::: DATA LISTING
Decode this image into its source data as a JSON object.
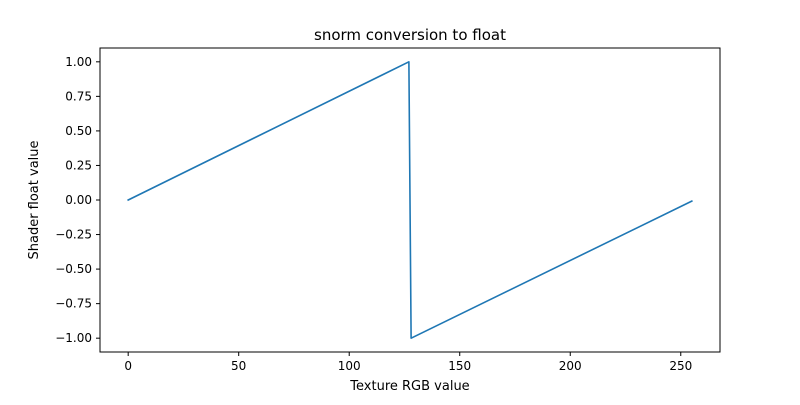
{
  "chart_data": {
    "type": "line",
    "title": "snorm conversion to float",
    "xlabel": "Texture RGB value",
    "ylabel": "Shader float value",
    "xlim": [
      -12.75,
      267.75
    ],
    "ylim": [
      -1.1,
      1.1
    ],
    "xticks": [
      0,
      50,
      100,
      150,
      200,
      250
    ],
    "xtick_labels": [
      "0",
      "50",
      "100",
      "150",
      "200",
      "250"
    ],
    "yticks": [
      -1.0,
      -0.75,
      -0.5,
      -0.25,
      0.0,
      0.25,
      0.5,
      0.75,
      1.0
    ],
    "ytick_labels": [
      "−1.00",
      "−0.75",
      "−0.50",
      "−0.25",
      "0.00",
      "0.25",
      "0.50",
      "0.75",
      "1.00"
    ],
    "grid": false,
    "series": [
      {
        "color": "#1f77b4",
        "x": [
          0,
          127,
          128,
          255
        ],
        "y": [
          0.0,
          1.0,
          -1.0,
          -0.0079
        ]
      }
    ]
  }
}
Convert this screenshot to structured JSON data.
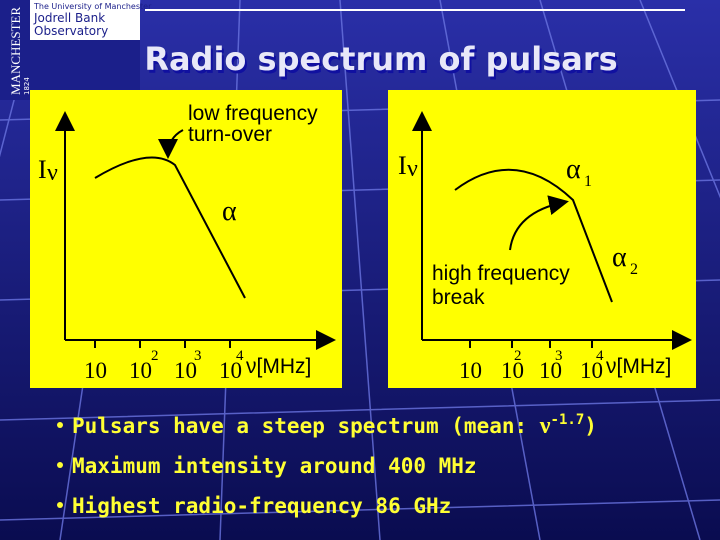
{
  "logo": {
    "university": "The University of Manchester",
    "name_line1": "Jodrell Bank",
    "name_line2": "Observatory",
    "side": "MANCHESTER",
    "year": "1824"
  },
  "title": "Radio spectrum of pulsars",
  "diagrams": [
    {
      "y_label": "I",
      "y_label_sub": "ν",
      "x_label": "ν[MHz]",
      "ticks": [
        "10",
        "10",
        "10",
        "10"
      ],
      "tick_exponents": [
        "2",
        "3",
        "4"
      ],
      "annotations": [
        "low frequency",
        "turn-over",
        "α"
      ]
    },
    {
      "y_label": "I",
      "y_label_sub": "ν",
      "x_label": "ν[MHz]",
      "ticks": [
        "10",
        "10",
        "10",
        "10"
      ],
      "tick_exponents": [
        "2",
        "3",
        "4"
      ],
      "annotations": [
        "α",
        "1",
        "α",
        "2",
        "high frequency",
        "break"
      ]
    }
  ],
  "bullets": [
    {
      "text": "Pulsars have a steep spectrum (mean: ",
      "symbol": "ν",
      "exponent": "-1.7",
      "end": ")"
    },
    {
      "text": "Maximum intensity around 400 MHz"
    },
    {
      "text": "Highest radio-frequency 86 GHz"
    }
  ]
}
::::::
WRITTEN EXERCISE: Collect each line holding the string "JSON".

SOLUTION TO THE PROBLEM:
Decode this image into its source data as a JSON object.
Convert this screenshot to structured JSON data.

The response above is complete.